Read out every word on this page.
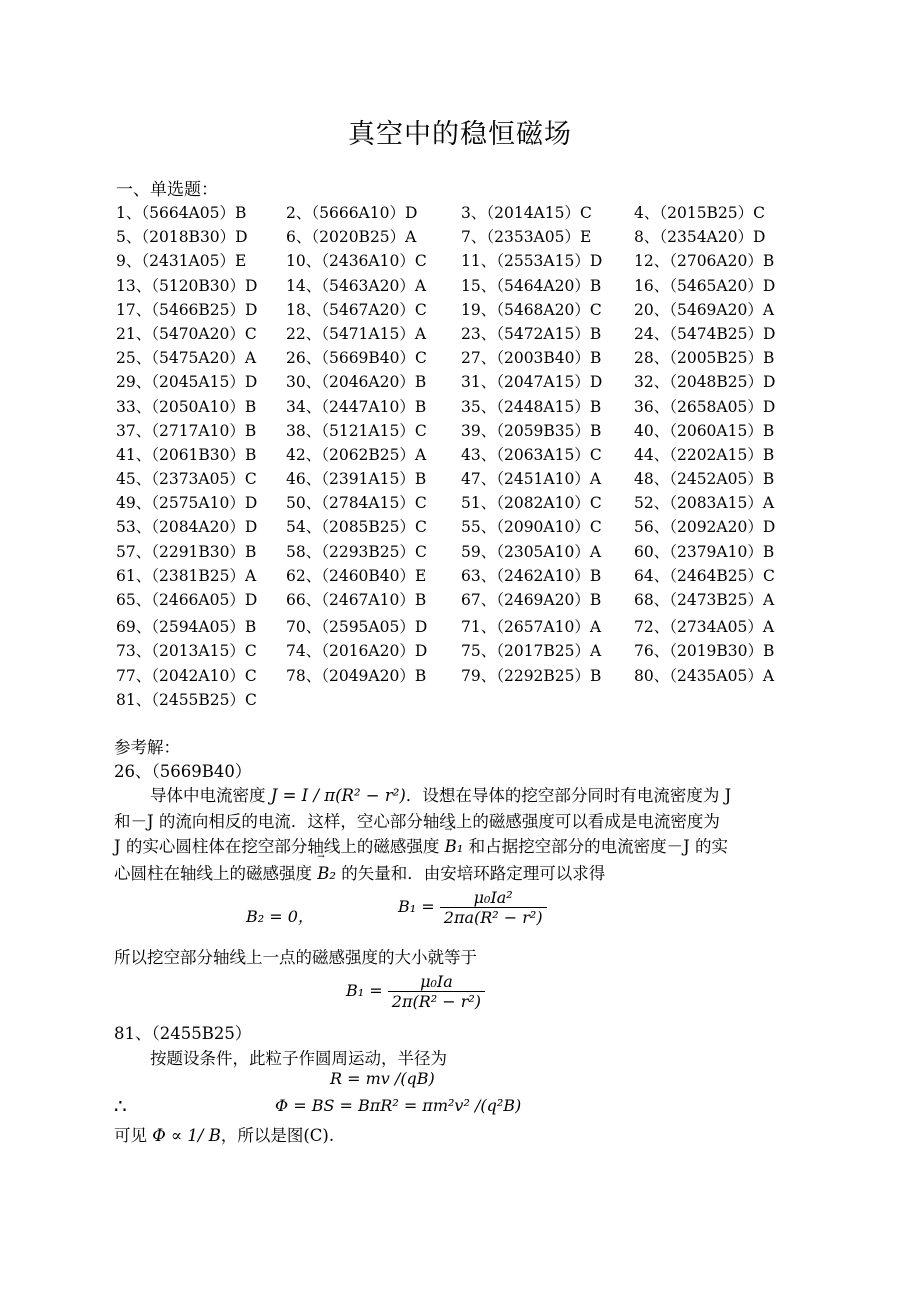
真空中的稳恒磁场
一、单选题：
1、（5664A05）B	2、（5666A10）D	3、（2014A15）C	4、（2015B25）C
5、（2018B30）D 6、（2020B25）A	7、（2353A05）E	8、（2354A20）D
9、（2431A05）E	10、（2436A10）C 11、（2553A15）D 12、（2706A20）B
13、（5120B30）D 14、（5463A20）A 15、（5464A20）B 16、（5465A20）D
17、（5466B25）D 18、（5467A20）C 19、（5468A20）C 20、（5469A20）A
21、（5470A20）C 22、（5471A15）A 23、（5472A15）B 24、（5474B25）D
25、（5475A20）A 26、（5669B40）C 27、（2003B40）B 28、（2005B25）B
29、（2045A15）D 30、（2046A20）B 31、（2047A15）D 32、（2048B25）D
33、（2050A10）B 34、（2447A10）B 35、（2448A15）B 36、（2658A05）D
37、（2717A10）B 38、（5121A15）C 39、（2059B35）B 40、（2060A15）B
41、（2061B30）B 42、（2062B25）A 43、（2063A15）C 44、（2202A15）B
45、（2373A05）C 46、（2391A15）B 47、（2451A10）A 48、（2452A05）B
49、（2575A10）D 50、（2784A15）C 51、（2082A10）C 52、（2083A15）A
53、（2084A20）D 54、（2085B25）C 55、（2090A10）C 56、（2092A20）D
57、（2291B30）B 58、（2293B25）C 59、（2305A10）A 60、（2379A10）B
61、（2381B25）A 62、（2460B40）E 63、（2462A10）B 64、（2464B25）C
65、（2466A05）D 66、（2467A10）B 67、（2469A20）B 68、（2473B25）A
69、（2594A05）B 70、（2595A05）D 71、（2657A10）A 72、（2734A05）A
73、（2013A15）C 74、（2016A20）D 75、（2017B25）A 76、（2019B30）B
77、（2042A10）C 78、（2049A20）B 79、（2292B25）B 80、（2435A05）A
81、（2455B25）C
参考解：
26、（5669B40）
导体中电流密度 J = I / π(R² − r²)．设想在导体的挖空部分同时有电流密度为 J
和－J 的流向相反的电流．这样，空心部分轴线上的磁感强度可以看成是电流密度为
J 的实心圆柱体在挖空部分轴线上的磁感强度 → B₁ 和占据挖空部分的电流密度－J 的实
心圆柱在轴线上的磁感强度 → B₂ 的矢量和．由安培环路定理可以求得
B₂ = 0，
$B_1 = \frac{\text{μ₀Ia²}}{\text{2πa(R² − r²)}}$
所以挖空部分轴线上一点的磁感强度的大小就等于
$B_1 = \frac{\text{μ₀Ia}}{\text{2π(R² − r²)}}$
81、（2455B25）
按题设条件，此粒子作圆周运动，半径为
R = mv /(qB)
∴	Φ = BS = BπR² = πm²v² /(q²B)
可见 Φ ∝ 1/ B，所以是图(C).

_Task directions_
Your task is to repeat the data above exactly while excluding the pictures.

_Result below_
Read out every word on this page.
真空中的稳恒磁场
一、单选题：
1、（5664A05）B	2、（5666A10）D	3、（2014A15）C	4、（2015B25）C
5、（2018B30）D 6、（2020B25）A	7、（2353A05）E	8、（2354A20）D
9、（2431A05）E	10、（2436A10）C 11、（2553A15）D 12、（2706A20）B
13、（5120B30）D 14、（5463A20）A 15、（5464A20）B 16、（5465A20）D
17、（5466B25）D 18、（5467A20）C 19、（5468A20）C 20、（5469A20）A
21、（5470A20）C 22、（5471A15）A 23、（5472A15）B 24、（5474B25）D
25、（5475A20）A 26、（5669B40）C 27、（2003B40）B 28、（2005B25）B
29、（2045A15）D 30、（2046A20）B 31、（2047A15）D 32、（2048B25）D
33、（2050A10）B 34、（2447A10）B 35、（2448A15）B 36、（2658A05）D
37、（2717A10）B 38、（5121A15）C 39、（2059B35）B 40、（2060A15）B
41、（2061B30）B 42、（2062B25）A 43、（2063A15）C 44、（2202A15）B
45、（2373A05）C 46、（2391A15）B 47、（2451A10）A 48、（2452A05）B
49、（2575A10）D 50、（2784A15）C 51、（2082A10）C 52、（2083A15）A
53、（2084A20）D 54、（2085B25）C 55、（2090A10）C 56、（2092A20）D
57、（2291B30）B 58、（2293B25）C 59、（2305A10）A 60、（2379A10）B
61、（2381B25）A 62、（2460B40）E 63、（2462A10）B 64、（2464B25）C
65、（2466A05）D 66、（2467A10）B 67、（2469A20）B 68、（2473B25）A
69、（2594A05）B 70、（2595A05）D 71、（2657A10）A 72、（2734A05）A
73、（2013A15）C 74、（2016A20）D 75、（2017B25）A 76、（2019B30）B
77、（2042A10）C 78、（2049A20）B 79、（2292B25）B 80、（2435A05）A
81、（2455B25）C
参考解：
26、（5669B40）
导体中电流密度 J = I / π(R² − r²)．设想在导体的挖空部分同时有电流密度为 J
和－J 的流向相反的电流．这样，空心部分轴线上的磁感强度可以看成是电流密度为
J 的实心圆柱体在挖空部分轴线上的磁感强度 → B₁ 和占据挖空部分的电流密度－J 的实
心圆柱在轴线上的磁感强度 → B₂ 的矢量和．由安培环路定理可以求得
B₂ = 0，
$B_1 = \frac{\text{μ₀Ia²}}{\text{2πa(R² − r²)}}$
所以挖空部分轴线上一点的磁感强度的大小就等于
$B_1 = \frac{\text{μ₀Ia}}{\text{2π(R² − r²)}}$
81、（2455B25）
按题设条件，此粒子作圆周运动，半径为
R = mv /(qB)
∴	Φ = BS = BπR² = πm²v² /(q²B)
可见 Φ ∝ 1/ B，所以是图(C).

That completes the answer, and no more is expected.